■ WHAT IS ASKED:
Go through each line of the records below and count those with the word "planes"; give only the total.

■ INFORMATION GIVEN:
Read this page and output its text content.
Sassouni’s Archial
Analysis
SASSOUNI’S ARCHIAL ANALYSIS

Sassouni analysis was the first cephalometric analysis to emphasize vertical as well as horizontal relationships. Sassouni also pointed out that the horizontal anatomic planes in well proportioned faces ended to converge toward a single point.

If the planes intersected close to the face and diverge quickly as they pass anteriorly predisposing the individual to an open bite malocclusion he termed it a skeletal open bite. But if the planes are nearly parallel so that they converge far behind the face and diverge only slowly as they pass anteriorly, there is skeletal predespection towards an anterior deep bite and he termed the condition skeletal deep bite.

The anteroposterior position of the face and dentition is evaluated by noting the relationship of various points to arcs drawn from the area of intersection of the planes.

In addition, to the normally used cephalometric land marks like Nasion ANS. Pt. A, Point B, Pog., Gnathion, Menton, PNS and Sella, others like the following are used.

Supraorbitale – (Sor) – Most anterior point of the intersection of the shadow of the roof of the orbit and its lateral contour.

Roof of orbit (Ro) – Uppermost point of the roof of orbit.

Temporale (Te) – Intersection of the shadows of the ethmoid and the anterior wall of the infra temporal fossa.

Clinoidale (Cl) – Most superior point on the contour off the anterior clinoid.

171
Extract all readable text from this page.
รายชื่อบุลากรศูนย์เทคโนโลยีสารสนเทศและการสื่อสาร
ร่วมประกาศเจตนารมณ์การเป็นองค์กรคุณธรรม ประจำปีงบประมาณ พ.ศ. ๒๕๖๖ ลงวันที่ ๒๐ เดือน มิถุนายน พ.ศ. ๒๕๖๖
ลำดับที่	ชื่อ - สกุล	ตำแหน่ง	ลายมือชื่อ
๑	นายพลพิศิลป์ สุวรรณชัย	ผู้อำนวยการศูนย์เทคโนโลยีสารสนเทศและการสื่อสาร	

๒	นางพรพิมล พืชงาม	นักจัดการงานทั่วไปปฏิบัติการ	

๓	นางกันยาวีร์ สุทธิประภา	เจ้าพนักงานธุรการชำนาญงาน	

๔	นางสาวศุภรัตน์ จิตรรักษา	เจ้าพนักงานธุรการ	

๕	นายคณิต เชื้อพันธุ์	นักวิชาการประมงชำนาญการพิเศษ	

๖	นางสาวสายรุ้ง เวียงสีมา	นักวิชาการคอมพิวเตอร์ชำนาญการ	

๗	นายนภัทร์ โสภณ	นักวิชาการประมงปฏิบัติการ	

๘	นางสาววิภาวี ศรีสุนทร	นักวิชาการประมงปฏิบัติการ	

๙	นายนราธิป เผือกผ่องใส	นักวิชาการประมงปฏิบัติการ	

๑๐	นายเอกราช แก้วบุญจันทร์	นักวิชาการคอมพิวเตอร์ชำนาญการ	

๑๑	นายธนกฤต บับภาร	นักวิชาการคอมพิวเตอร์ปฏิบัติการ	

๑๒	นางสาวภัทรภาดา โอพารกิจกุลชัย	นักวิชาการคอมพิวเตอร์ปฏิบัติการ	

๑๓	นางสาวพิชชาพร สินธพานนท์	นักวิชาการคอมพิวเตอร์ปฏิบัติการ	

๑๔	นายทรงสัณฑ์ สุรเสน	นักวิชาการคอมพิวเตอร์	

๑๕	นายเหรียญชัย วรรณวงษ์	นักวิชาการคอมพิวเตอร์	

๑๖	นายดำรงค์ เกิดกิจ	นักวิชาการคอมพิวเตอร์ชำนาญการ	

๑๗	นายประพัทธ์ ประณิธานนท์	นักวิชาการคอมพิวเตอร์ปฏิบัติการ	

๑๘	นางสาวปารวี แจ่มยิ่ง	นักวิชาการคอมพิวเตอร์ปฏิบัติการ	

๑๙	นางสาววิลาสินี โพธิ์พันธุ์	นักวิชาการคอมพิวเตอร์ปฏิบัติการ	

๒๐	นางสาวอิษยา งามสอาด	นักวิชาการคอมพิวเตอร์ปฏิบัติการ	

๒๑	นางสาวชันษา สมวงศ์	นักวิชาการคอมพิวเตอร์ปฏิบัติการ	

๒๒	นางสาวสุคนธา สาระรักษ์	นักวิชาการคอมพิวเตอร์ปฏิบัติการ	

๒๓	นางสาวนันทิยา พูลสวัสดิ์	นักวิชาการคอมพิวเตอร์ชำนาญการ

■ RESULT OF THE EXERCISE:
3